[start]

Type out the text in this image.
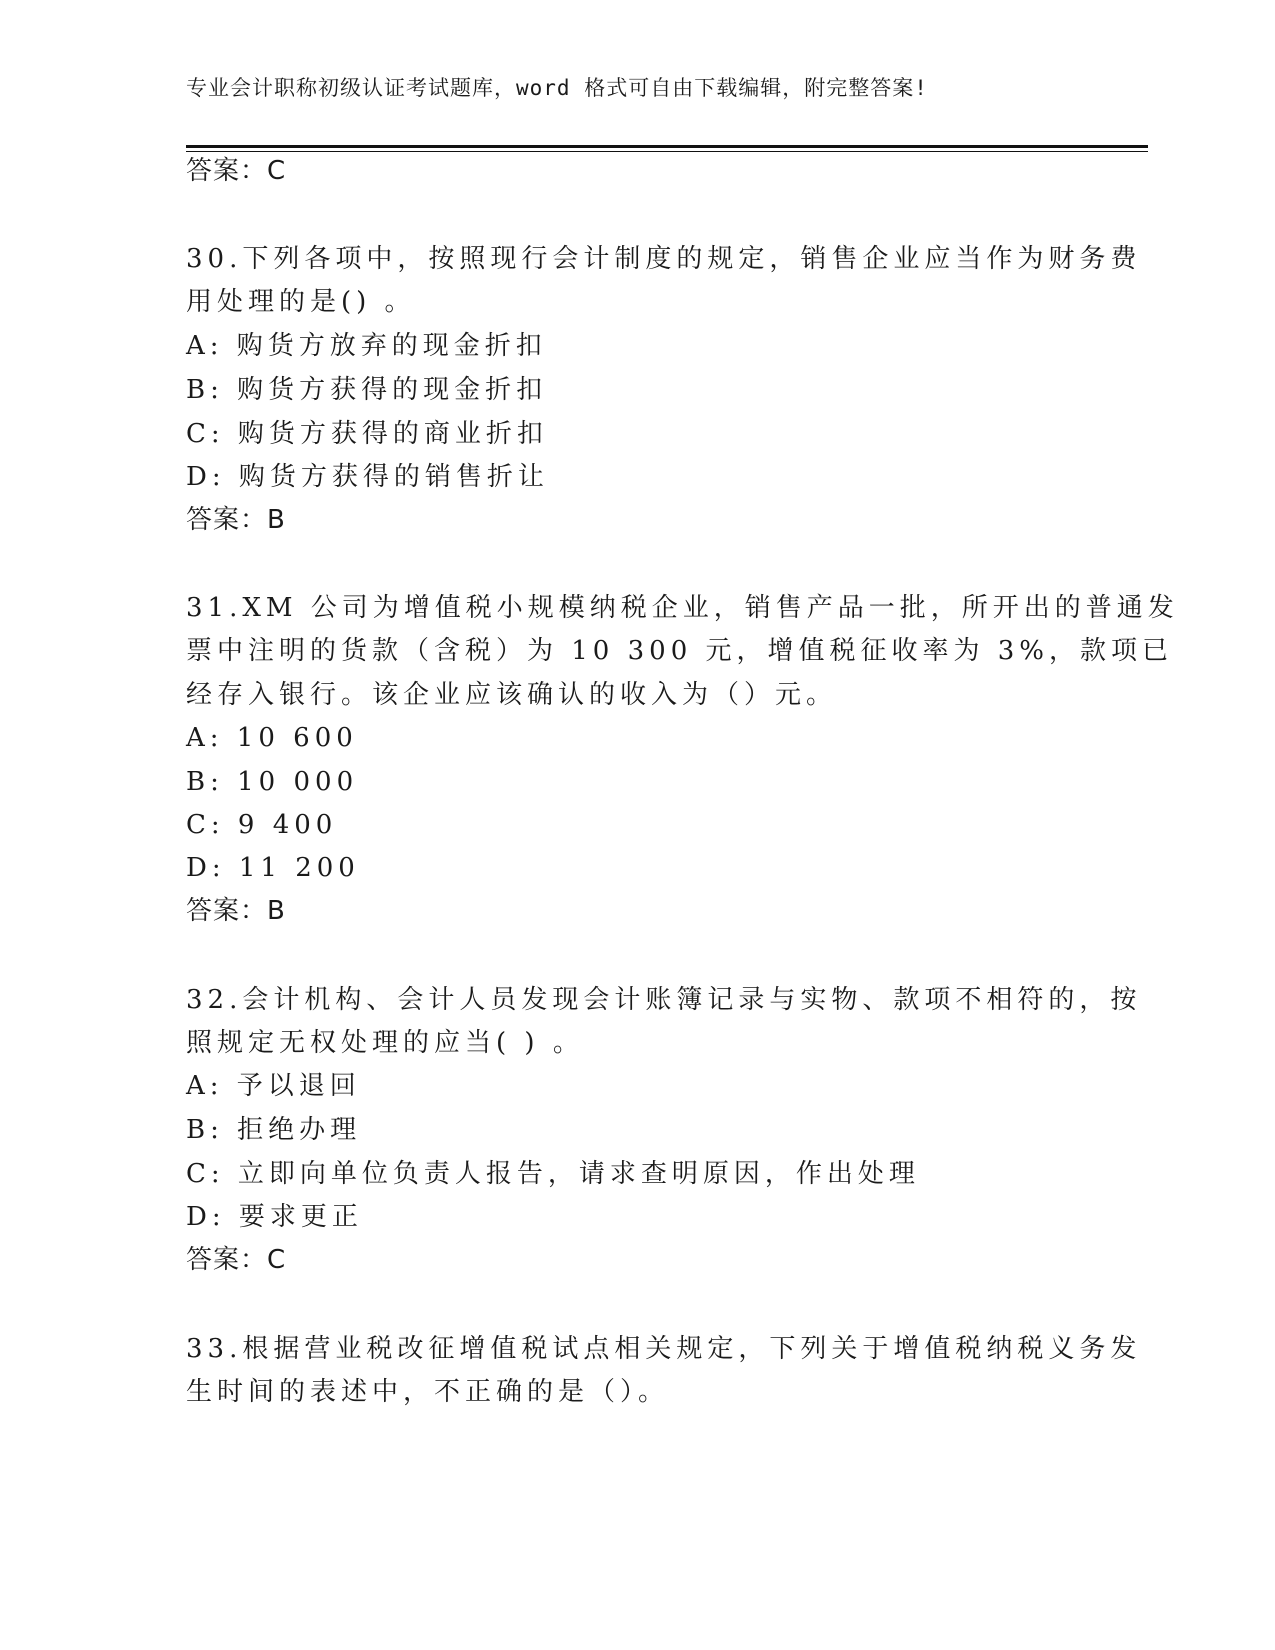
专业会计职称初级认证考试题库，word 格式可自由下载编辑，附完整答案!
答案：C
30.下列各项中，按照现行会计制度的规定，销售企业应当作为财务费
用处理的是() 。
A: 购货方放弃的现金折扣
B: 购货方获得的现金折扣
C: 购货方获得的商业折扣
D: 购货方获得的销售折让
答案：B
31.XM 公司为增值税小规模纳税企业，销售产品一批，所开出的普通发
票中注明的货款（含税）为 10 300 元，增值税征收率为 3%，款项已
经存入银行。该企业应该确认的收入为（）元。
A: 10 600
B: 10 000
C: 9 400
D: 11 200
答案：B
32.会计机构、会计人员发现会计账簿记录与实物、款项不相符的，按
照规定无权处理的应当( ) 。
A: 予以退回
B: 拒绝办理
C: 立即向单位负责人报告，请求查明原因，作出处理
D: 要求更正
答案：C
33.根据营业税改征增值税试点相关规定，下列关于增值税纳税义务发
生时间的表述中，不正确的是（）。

[end]
[start]

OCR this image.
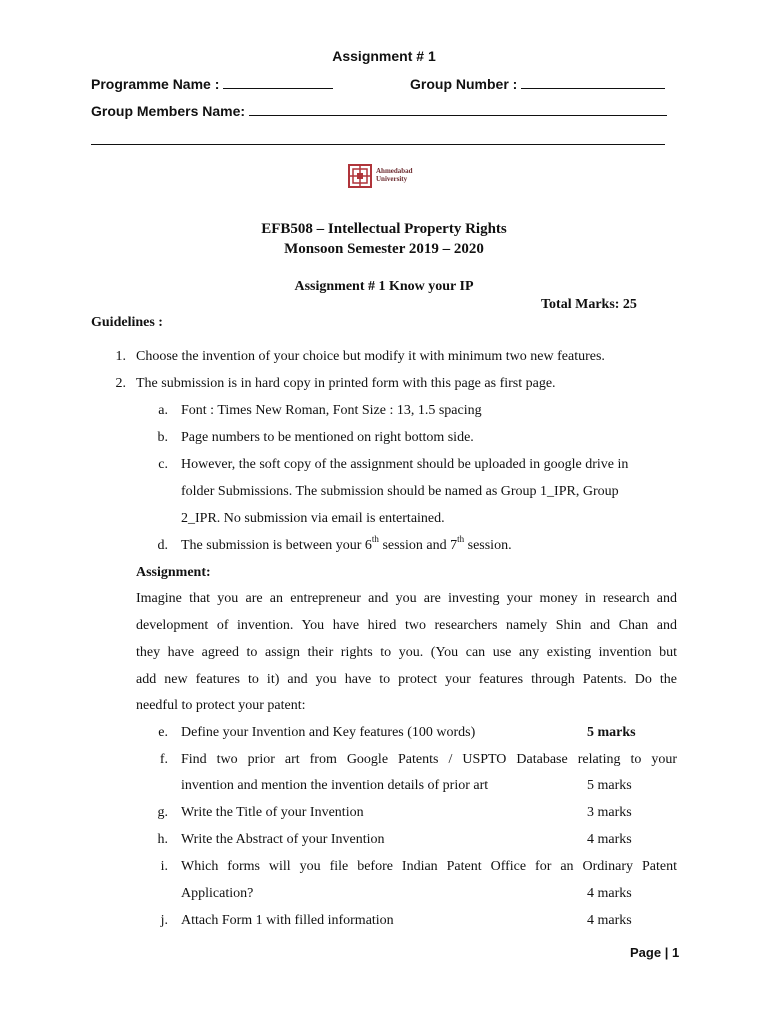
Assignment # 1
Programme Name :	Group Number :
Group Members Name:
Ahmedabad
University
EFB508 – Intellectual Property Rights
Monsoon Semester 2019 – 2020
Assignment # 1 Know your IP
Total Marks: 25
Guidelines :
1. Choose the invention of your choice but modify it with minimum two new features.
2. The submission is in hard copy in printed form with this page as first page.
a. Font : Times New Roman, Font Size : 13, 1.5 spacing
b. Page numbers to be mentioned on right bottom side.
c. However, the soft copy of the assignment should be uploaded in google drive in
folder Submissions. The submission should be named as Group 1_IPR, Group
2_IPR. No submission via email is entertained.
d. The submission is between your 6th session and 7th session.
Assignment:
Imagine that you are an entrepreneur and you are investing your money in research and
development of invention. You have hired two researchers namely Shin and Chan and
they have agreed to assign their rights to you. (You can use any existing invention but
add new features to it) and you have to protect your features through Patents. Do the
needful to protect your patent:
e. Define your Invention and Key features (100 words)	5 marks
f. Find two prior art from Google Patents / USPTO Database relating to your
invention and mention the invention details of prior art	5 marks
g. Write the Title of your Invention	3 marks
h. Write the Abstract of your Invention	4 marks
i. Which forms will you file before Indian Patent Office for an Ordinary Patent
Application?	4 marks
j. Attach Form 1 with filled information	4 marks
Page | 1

[end]

Task prompt: Count each line of the entries that holds the word "Patents", then state the total and nothing more.

Result of the exercise: 2